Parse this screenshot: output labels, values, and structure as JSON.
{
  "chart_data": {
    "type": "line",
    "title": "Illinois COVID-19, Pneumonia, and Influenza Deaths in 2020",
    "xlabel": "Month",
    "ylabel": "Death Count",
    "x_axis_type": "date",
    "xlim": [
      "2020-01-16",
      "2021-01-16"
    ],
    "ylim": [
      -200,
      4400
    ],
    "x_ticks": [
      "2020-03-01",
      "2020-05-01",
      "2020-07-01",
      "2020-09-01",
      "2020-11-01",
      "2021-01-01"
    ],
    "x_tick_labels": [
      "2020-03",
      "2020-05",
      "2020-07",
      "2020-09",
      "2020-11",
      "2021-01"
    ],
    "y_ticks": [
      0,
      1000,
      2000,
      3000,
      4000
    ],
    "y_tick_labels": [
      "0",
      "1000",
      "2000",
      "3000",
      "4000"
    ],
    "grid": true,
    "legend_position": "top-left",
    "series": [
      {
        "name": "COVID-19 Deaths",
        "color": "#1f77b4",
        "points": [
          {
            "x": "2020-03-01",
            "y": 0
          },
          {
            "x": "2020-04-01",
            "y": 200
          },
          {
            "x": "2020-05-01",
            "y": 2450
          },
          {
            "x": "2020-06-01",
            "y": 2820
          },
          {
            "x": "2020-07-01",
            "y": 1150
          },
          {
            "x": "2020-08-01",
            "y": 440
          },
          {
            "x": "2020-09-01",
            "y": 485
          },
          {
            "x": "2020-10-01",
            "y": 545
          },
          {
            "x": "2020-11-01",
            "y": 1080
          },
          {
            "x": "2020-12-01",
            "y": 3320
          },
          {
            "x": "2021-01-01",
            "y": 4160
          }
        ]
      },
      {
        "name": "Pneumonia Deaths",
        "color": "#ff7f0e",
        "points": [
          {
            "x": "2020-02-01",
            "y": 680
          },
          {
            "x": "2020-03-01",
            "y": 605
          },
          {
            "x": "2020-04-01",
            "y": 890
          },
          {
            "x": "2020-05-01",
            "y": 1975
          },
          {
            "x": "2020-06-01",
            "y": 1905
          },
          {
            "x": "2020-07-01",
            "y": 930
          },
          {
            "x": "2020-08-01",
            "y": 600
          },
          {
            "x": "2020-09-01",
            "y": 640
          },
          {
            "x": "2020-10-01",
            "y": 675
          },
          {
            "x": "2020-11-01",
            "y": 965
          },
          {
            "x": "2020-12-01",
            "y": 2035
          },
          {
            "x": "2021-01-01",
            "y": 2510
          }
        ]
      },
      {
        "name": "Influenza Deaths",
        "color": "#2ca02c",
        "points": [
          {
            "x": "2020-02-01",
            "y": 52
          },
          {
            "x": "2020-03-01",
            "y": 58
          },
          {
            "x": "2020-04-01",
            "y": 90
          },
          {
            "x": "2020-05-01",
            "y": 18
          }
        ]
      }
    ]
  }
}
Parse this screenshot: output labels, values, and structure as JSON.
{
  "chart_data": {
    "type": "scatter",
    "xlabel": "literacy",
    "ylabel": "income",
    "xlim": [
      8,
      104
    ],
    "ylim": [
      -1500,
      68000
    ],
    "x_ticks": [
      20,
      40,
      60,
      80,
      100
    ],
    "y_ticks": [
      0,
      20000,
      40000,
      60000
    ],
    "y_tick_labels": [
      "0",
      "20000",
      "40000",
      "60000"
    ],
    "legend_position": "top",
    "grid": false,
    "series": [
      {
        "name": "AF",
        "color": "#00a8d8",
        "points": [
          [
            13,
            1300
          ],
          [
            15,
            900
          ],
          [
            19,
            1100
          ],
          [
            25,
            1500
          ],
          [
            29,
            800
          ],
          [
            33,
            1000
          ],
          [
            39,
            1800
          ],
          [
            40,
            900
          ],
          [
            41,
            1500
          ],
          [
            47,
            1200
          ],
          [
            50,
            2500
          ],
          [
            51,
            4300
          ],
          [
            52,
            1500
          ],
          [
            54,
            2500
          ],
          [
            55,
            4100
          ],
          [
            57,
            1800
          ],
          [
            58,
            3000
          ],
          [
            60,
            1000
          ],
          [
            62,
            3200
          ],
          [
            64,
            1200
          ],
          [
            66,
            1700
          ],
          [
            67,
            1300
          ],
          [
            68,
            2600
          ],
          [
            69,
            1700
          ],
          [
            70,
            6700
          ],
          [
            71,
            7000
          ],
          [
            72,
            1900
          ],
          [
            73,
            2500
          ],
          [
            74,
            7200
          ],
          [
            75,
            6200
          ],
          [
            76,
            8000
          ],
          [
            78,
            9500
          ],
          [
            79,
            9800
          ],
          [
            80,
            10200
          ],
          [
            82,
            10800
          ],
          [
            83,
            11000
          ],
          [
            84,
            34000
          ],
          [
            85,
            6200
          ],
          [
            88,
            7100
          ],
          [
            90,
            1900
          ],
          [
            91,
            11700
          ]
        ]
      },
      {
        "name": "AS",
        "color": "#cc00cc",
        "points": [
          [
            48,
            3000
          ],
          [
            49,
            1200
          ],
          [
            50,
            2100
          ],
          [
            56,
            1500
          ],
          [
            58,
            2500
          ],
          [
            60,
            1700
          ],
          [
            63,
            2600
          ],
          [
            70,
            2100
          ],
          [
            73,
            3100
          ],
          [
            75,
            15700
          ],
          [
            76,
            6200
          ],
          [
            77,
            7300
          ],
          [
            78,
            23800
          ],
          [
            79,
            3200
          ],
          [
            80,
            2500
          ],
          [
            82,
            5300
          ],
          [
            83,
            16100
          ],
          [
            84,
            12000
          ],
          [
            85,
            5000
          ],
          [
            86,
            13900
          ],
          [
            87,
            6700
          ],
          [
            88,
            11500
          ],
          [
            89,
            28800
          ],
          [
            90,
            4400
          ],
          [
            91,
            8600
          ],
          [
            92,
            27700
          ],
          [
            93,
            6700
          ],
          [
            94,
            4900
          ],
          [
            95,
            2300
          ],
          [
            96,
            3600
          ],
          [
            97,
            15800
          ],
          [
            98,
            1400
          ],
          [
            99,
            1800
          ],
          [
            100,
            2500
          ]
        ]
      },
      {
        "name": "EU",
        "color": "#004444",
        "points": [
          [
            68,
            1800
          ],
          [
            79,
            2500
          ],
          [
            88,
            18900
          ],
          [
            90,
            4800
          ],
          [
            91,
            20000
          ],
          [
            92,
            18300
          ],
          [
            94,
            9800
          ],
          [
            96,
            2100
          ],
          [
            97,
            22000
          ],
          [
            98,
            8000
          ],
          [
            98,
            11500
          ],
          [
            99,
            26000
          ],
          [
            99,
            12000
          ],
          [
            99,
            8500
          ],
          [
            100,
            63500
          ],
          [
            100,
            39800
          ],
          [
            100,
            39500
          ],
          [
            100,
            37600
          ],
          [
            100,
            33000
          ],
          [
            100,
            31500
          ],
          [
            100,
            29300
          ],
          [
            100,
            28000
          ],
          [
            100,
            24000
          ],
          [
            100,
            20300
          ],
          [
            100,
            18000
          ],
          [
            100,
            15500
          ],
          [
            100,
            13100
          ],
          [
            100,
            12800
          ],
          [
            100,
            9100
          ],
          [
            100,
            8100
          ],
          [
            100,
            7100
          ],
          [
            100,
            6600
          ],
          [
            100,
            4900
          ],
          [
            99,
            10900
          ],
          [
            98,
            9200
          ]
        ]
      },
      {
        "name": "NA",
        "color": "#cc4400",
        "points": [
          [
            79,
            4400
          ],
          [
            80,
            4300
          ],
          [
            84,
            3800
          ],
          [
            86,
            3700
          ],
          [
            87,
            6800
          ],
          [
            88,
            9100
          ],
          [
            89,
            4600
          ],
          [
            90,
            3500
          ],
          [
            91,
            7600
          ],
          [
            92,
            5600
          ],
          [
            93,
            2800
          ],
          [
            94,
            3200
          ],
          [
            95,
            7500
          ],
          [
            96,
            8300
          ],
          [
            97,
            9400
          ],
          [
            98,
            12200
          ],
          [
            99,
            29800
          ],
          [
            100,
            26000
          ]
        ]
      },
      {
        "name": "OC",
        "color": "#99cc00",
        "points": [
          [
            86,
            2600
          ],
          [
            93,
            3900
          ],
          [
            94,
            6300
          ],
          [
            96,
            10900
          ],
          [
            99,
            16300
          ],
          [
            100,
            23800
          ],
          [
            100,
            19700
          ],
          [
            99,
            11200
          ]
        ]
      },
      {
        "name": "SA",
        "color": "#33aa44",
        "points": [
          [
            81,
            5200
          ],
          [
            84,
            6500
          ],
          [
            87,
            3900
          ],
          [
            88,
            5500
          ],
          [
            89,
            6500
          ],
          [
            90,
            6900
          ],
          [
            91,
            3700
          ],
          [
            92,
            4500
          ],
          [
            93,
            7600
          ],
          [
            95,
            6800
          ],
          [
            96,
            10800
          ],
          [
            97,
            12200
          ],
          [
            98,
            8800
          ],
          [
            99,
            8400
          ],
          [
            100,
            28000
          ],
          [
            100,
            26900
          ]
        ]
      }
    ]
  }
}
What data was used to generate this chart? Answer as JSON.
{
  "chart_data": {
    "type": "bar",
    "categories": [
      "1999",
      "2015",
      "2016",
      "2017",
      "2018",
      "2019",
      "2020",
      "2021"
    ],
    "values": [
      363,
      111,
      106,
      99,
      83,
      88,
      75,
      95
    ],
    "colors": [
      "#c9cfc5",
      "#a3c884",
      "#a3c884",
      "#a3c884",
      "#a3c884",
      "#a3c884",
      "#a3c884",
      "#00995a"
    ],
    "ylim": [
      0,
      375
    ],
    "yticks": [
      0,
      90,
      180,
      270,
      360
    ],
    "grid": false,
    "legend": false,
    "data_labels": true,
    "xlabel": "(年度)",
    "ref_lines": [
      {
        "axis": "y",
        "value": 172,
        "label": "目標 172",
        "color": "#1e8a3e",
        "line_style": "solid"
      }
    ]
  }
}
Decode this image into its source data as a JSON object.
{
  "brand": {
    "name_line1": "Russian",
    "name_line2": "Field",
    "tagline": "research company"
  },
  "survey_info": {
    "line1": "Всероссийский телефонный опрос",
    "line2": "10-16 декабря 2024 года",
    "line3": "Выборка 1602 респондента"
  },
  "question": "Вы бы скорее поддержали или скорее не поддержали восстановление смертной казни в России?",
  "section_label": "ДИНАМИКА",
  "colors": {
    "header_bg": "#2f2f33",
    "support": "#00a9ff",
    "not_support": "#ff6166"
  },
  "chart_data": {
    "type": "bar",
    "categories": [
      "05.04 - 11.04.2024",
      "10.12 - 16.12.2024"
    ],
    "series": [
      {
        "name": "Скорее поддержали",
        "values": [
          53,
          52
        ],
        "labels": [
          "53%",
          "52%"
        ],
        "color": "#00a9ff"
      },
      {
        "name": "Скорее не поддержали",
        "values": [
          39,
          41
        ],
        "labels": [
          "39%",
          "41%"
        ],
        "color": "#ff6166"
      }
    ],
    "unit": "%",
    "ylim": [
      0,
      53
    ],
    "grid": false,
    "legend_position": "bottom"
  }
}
────────────────────────────────────────
> WHAT YOU SHOULD DO:
From the data above, copy out every line with the string "COVID" in it.

> ANSWER TO THE TASK:
    "title": "Illinois COVID-19, Pneumonia, and Influenza Deaths in 2020",
        "name": "COVID-19 Deaths",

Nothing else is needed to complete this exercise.